AIM OF THE EXERCISE:
Copy each line of the material below that includes the string "sample".

EXCERPTED DATA:
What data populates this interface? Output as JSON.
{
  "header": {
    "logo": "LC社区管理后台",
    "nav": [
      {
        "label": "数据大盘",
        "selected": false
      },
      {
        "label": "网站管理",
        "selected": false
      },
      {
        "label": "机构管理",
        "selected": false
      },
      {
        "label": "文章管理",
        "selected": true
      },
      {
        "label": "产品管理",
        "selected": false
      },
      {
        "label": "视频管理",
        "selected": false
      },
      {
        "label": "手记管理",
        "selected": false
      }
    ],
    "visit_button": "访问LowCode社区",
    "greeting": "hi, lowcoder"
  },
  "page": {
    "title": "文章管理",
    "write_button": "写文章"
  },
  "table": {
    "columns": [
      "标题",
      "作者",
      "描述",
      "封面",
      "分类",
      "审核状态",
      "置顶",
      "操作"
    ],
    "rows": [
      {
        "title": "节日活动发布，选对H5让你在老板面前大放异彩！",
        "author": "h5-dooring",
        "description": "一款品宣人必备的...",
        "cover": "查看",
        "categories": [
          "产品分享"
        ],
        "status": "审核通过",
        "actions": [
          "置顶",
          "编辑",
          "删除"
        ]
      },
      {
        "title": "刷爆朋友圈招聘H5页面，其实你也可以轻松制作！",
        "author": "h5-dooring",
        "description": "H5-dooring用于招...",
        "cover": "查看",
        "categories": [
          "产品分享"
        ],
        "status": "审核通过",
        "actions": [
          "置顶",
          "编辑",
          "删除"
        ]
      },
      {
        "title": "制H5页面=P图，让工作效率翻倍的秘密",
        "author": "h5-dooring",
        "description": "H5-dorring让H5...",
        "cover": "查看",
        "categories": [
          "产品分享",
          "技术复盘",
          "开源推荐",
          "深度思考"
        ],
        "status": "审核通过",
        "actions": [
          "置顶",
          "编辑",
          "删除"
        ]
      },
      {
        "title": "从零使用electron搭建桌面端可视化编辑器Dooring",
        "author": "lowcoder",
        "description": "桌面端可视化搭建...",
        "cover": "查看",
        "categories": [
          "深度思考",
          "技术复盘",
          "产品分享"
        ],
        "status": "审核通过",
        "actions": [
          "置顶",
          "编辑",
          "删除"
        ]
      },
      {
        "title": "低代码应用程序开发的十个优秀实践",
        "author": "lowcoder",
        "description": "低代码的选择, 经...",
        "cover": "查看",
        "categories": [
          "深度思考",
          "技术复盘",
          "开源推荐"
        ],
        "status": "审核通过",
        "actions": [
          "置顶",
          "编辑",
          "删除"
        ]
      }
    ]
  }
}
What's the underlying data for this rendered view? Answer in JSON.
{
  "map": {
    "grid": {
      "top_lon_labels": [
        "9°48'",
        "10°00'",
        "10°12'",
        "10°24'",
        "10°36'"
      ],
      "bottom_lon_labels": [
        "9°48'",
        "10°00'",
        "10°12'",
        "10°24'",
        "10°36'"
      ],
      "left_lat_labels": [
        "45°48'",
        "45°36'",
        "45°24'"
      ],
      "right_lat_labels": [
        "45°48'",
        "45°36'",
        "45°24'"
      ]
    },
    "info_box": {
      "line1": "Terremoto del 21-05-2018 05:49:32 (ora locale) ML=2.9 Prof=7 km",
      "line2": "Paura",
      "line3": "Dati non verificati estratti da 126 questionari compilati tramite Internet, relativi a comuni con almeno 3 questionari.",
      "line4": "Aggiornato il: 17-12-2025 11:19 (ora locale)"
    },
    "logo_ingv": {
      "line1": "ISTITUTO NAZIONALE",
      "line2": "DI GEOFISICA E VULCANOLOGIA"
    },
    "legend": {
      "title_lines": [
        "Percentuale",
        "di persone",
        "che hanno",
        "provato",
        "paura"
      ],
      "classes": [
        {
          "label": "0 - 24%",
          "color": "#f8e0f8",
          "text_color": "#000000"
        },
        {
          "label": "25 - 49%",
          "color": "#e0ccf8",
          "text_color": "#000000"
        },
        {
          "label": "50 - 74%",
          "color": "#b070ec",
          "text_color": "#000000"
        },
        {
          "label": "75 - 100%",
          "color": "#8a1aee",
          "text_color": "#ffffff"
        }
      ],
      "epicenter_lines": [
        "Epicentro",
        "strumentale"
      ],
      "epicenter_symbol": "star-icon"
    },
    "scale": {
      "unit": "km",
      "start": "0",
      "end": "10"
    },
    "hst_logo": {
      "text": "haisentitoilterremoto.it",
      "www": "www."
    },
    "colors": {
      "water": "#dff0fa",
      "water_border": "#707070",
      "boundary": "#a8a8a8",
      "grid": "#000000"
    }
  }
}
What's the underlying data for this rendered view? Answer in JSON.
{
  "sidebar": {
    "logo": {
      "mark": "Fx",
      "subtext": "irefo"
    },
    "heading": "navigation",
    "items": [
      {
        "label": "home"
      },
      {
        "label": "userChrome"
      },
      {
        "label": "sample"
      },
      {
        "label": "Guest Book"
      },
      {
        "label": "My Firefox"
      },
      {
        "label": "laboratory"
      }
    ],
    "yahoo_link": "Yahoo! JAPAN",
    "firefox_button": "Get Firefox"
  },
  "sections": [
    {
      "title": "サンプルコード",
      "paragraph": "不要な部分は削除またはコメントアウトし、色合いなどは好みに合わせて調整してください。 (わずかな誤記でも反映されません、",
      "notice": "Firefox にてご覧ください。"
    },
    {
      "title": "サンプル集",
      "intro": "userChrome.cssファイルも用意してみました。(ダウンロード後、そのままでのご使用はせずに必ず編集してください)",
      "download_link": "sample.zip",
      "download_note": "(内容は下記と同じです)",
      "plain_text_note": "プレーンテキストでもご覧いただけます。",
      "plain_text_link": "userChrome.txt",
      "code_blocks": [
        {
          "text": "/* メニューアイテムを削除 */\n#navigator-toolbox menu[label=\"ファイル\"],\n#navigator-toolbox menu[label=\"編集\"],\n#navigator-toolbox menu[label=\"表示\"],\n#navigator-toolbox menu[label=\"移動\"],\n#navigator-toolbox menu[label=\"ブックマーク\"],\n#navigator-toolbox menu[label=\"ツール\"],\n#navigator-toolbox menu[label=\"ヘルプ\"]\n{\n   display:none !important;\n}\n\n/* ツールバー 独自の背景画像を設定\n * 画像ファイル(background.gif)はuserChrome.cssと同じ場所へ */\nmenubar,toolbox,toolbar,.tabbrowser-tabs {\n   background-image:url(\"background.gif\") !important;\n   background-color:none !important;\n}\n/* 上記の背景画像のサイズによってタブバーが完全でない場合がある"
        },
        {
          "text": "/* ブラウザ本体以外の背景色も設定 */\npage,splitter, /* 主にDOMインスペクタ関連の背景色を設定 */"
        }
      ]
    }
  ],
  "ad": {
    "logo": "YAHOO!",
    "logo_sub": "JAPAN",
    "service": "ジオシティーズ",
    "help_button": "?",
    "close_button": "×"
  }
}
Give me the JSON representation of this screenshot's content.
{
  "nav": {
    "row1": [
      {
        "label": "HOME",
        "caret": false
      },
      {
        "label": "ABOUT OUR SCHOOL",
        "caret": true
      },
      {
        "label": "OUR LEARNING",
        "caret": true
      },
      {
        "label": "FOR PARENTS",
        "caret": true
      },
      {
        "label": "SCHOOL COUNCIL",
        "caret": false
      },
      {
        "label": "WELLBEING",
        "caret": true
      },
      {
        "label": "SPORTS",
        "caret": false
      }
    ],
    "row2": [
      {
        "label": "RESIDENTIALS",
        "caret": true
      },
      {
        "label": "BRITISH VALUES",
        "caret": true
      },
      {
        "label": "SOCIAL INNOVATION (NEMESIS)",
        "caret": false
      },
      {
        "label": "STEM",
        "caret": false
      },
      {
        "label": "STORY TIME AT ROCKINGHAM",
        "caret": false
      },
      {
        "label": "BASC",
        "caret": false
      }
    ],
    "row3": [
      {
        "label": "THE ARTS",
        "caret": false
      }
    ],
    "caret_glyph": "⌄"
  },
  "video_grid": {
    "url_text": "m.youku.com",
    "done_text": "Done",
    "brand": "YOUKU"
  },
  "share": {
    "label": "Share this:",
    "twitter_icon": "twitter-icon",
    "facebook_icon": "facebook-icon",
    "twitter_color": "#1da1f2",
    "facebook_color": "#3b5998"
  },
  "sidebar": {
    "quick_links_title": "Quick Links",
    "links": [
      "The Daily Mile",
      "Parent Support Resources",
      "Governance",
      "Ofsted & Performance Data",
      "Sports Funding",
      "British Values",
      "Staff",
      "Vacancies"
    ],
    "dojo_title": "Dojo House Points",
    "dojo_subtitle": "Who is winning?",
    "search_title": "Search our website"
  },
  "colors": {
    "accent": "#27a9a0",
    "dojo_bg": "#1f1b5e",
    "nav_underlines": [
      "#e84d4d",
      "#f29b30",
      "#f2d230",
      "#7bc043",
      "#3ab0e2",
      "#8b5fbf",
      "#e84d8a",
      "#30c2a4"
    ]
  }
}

FINAL RESULT:
        "label": "sample"
      "download_link": "sample.zip",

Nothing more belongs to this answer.